SUPPLIED PASSAGE:

Overview
This vignette describes the full data processing pipeline for the LTER-MareChiara zooplankton dataset. The pipeline ingests field surveys, merges them with legacy data, converts everything to Darwin Core format, and publishes a Darwin Core Archive. All data flows through Microsoft SharePoint — each step downloads its input and uploads results automatically.
Dataset Background
The LTER-MareChiara station (40°81’N, 14°25’E) has been monitoring zooplankton communities since 1984 as part of the Long-Term Ecological Research network. This represents one of the longest continuous time series in the Mediterranean Sea.
Key Dataset Characteristics: - Temporal Coverage: 1984-2024 (40 years) - Total Samples: 1,506 - Taxonomic Diversity: 148 copepod species + 61 other taxa - Sampling Method: Vertical tows (0-50m depth) - Mesh Size: 200 μm - Location: Gulf of Naples, Tyrrhenian Sea, Western Mediterranean
Before you start
To run the pipeline you need:
- Access to the project SharePoint workspace — all intermediate files are read from and written to SharePoint automatically.
-
inst/config.ymlconfigured with your SharePoint credentials and KoboToolbox API key. A template is included in the repository. - R with the ZooGoN package installed — see the README for installation instructions.
The pipeline does not require any manual file transfers between steps; each function downloads its input and uploads its output automatically.
The Pipeline
The pipeline consists of six steps, each implemented as a standalone function. The same sequence runs on GitHub Actions for fully automated processing. The two legacy-ingestion steps (0a and 0b) are one-time or on-demand operations. After step 3, the archive build (4a) and the report render (4b) run in parallel — both start as soon as the merged dataset is available.
# 0a. Ingest legacy dataset 1984-2015 (run once or when source data changes)
ingest_legacy_84_15()
# 0b. Ingest legacy dataset 2016-2020 (run once or when source data changes)
ingest_legacy_16_20()
# 1. Ingest field surveys from KoboToolbox
ingest_surveys()
# 2. Preprocess and standardize survey data
preprocess_surveys()
# 3. Merge legacy + ongoing data into an analysis-ready dataset
format_to_tidy()
# 4a. Build Darwin Core Archive with EML metadata and upload to SharePoint
# (format_to_dc() is called internally — no need to call it separately)
format_to_DC_archive()
# 4b. Render the monitoring report (runs in parallel with 4a in GitHub Actions)

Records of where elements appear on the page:
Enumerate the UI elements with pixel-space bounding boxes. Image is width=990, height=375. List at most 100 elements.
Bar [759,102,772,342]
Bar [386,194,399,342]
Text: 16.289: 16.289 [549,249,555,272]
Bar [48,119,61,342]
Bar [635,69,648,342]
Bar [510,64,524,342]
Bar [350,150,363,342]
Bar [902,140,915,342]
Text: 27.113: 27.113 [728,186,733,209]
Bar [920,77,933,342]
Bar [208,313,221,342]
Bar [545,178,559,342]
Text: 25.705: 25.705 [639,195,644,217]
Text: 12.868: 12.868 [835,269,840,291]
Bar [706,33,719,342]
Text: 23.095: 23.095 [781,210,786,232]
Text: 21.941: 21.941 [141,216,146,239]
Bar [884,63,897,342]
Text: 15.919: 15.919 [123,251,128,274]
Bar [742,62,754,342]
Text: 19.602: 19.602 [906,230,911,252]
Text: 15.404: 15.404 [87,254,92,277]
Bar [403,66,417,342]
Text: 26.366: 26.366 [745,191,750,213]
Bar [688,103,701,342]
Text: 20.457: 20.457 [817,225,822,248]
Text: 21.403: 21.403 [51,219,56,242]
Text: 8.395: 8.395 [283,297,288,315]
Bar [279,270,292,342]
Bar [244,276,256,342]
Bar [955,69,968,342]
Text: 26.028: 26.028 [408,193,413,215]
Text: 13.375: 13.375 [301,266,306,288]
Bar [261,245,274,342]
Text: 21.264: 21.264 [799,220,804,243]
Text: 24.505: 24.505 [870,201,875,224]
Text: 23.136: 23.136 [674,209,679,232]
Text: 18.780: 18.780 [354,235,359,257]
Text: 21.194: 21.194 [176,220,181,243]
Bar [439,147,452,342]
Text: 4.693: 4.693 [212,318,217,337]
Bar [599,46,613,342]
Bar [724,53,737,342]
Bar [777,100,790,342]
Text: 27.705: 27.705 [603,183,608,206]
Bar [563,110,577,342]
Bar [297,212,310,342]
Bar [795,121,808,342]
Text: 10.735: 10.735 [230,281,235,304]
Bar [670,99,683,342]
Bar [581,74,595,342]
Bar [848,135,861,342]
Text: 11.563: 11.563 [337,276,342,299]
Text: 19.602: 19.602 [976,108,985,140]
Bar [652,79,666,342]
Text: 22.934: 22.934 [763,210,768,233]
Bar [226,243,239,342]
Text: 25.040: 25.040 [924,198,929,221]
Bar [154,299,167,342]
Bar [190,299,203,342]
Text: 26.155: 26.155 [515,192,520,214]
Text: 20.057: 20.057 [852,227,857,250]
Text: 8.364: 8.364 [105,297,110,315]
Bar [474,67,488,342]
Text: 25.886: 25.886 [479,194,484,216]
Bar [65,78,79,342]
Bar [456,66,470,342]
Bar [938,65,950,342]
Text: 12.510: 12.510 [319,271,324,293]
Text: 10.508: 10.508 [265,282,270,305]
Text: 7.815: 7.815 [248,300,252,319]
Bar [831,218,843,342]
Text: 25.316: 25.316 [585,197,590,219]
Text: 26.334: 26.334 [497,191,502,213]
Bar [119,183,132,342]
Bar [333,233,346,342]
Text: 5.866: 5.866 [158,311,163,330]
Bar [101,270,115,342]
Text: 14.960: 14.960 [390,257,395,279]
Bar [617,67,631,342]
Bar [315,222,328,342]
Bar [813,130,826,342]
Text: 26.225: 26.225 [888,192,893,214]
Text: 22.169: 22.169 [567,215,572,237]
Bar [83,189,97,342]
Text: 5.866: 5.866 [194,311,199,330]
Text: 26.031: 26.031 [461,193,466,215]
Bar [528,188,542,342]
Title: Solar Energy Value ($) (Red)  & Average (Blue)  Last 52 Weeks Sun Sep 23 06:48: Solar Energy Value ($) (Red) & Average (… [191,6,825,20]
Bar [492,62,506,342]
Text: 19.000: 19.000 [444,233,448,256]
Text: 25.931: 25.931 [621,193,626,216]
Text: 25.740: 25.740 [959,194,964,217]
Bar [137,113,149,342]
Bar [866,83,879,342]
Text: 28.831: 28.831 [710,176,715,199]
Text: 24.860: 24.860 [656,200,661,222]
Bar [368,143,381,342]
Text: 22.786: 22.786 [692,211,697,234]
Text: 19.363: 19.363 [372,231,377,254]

EXERCISE REQUIREMENTS:
[1] Recast the paragraph of the zooplankton pipeline vignette that begins "This vignette describes the full data processing pipeline" as a short bulleted list that keeps its main facts.
[2] Pick up the zooplankton pipeline vignette after its last sentence and keep writing it.

RESPONSES TO THE TASKS:
[1]
- Describes the full data processing pipeline for the LTER-MareChiara zooplankton dataset.
- Ingests field surveys and merges them with legacy data.
- Converts all data to Darwin Core format and publishes a Darwin Core Archive.
- Routes all data through Microsoft SharePoint: each step downloads its input and uploads its results automatically.

[2]
render_report()Steps 0a–0b: Ingest Legacy Data
ingest_legacy_84_15() and
ingest_legacy_16_20() migrate the historical zooplankton
records (1984–2015 and 2016–2020) into the cloud infrastructure. They
validate and harmonise the data — including taxonomic lookups against
WoRMS and standardisation of life-stage codes — and store the results in
a dedicated SharePoint folder for validated historical data. These steps
are run once, or whenever the source data are corrected or updated.
Step 1: Ingest Surveys
ingest_surveys() connects to the KoboToolbox API,
downloads the latest field survey submissions, flattens the nested form
structure into a tabular format, and uploads the result to SharePoint.
This captures all new samples submitted by the field team since the last
run.
Step 2: Preprocess Surveys
preprocess_surveys() downloads the raw survey data from
SharePoint, applies data cleaning and transformation (including WoRMS
taxonomic lookups and life-stage code harmonisation), and uploads the
standardised dataset back to SharePoint. This ensures new records use
the same species names and codes as the legacy data.
Step 3: Merge into Tidy Data
format_to_tidy() merges the legacy datasets with the
preprocessed ongoing surveys into a single analysis-ready dataset
covering the full 1984–present time series. The result is saved to
SharePoint in both CSV and Parquet (a compact columnar) format.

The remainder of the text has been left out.